提示された抜粋:
───
MBA「ウォール街はもう嫌だ」…金融危機で不信感
6月28日13時24分配信 読売新聞
拡大写真 |
読売新聞 |
「起業家精神のある人間には、経済がどん底の今こそ事業を伸ばせる好機だ」
コロンビア大経営大学院を5月に修了したトーマス・キャンベルさん(31)は自信満々だった。2000年に別の大学を卒業後、メリルリンチなど金融大手2社で働き、08年には破綻(はたん)直前のベア・スターンズから事実上の採用内定を得ていた。
だが、ベア社やリーマン・ブラザーズなど相次ぐ破綻を目の当たりにしてウォール街への不信感を募らせたキャンベルさんが目指したのは不動産ベンチャー。低所得者向け住宅を建築して賃貸する事業を08年暮れから始め、政府の助成金を活用することで高額の賃料がなくても採算が取れる仕組みを作った。
原点にあるのは、故郷フロリダ州の貧困地区が再開発でよみがえった光景だ。「本当に住宅が必要な人々に手頃な価格の住宅を提供したい」。経営大学院に入学した当初の狙いとは違う道だが、大学院で培った人脈が生きた。
───
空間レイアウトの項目

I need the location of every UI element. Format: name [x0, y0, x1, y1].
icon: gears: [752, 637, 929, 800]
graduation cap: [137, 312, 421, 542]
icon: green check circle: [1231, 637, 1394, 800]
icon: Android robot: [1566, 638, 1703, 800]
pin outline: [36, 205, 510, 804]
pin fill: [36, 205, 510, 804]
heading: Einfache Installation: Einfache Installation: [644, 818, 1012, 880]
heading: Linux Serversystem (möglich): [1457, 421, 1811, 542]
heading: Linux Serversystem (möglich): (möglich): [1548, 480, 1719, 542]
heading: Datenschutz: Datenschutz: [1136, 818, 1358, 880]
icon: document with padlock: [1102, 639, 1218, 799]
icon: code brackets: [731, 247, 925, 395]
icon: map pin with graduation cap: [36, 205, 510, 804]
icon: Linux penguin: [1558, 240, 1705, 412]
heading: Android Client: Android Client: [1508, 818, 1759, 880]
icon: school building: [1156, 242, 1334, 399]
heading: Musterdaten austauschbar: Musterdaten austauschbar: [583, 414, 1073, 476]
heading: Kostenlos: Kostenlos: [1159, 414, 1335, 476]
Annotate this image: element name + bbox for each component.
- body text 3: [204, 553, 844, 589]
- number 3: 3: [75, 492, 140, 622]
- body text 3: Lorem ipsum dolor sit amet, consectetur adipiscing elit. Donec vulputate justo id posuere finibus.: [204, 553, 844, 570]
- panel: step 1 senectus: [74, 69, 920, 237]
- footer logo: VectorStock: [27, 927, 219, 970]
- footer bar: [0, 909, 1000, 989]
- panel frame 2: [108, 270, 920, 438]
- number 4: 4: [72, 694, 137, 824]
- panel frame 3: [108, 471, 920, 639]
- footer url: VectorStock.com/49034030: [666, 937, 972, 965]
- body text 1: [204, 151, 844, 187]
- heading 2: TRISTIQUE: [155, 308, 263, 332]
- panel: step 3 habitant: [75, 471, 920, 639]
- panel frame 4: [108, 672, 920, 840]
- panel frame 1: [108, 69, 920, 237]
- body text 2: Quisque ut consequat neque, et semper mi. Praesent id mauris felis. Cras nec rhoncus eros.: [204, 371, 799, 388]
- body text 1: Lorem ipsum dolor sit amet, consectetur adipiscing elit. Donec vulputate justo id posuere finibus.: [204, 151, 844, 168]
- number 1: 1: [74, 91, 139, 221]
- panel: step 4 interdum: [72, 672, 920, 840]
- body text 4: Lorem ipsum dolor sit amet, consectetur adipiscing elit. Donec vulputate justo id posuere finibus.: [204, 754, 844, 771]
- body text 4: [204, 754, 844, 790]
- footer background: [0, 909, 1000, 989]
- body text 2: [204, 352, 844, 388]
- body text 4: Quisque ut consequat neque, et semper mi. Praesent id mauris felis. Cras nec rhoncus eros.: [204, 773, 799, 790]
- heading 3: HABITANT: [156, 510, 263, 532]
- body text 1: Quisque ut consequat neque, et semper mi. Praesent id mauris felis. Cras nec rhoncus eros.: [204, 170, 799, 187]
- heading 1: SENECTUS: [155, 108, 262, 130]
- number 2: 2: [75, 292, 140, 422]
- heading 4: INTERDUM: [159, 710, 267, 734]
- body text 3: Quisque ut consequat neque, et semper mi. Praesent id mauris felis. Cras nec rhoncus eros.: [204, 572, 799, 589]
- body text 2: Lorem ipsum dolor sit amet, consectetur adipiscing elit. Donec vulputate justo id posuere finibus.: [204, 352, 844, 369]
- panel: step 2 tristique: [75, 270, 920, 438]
───
課題の指示:
- 1) MBA修了者に関する記事の全文を、一字一句変えずに書き写しなさい。
- 2) 空間レイアウトの行のうち、最初の行から「heading: Linux Serversystem (möglich): [1457, 421, 1811, 542]」を含む行までを、両端の行も含めてそのまま繰り返しなさい。

解答例:
- 1)
MBA「ウォール街はもう嫌だ」…金融危機で不信感
6月28日13時24分配信 読売新聞
拡大写真 |
読売新聞 |
「起業家精神のある人間には、経済がどん底の今こそ事業を伸ばせる好機だ」
コロンビア大経営大学院を5月に修了したトーマス・キャンベルさん(31)は自信満々だった。2000年に別の大学を卒業後、メリルリンチなど金融大手2社で働き、08年には破綻(はたん)直前のベア・スターンズから事実上の採用内定を得ていた。
だが、ベア社やリーマン・ブラザーズなど相次ぐ破綻を目の当たりにしてウォール街への不信感を募らせたキャンベルさんが目指したのは不動産ベンチャー。低所得者向け住宅を建築して賃貸する事業を08年暮れから始め、政府の助成金を活用することで高額の賃料がなくても採算が取れる仕組みを作った。
原点にあるのは、故郷フロリダ州の貧困地区が再開発でよみがえった光景だ。「本当に住宅が必要な人々に手頃な価格の住宅を提供したい」。経営大学院に入学した当初の狙いとは違う道だが、大学院で培った人脈が生きた。

- 2)
I need the location of every UI element. Format: name [x0, y0, x1, y1].
icon: gears: [752, 637, 929, 800]
graduation cap: [137, 312, 421, 542]
icon: green check circle: [1231, 637, 1394, 800]
icon: Android robot: [1566, 638, 1703, 800]
pin outline: [36, 205, 510, 804]
pin fill: [36, 205, 510, 804]
heading: Einfache Installation: Einfache Installation: [644, 818, 1012, 880]
heading: Linux Serversystem (möglich): [1457, 421, 1811, 542]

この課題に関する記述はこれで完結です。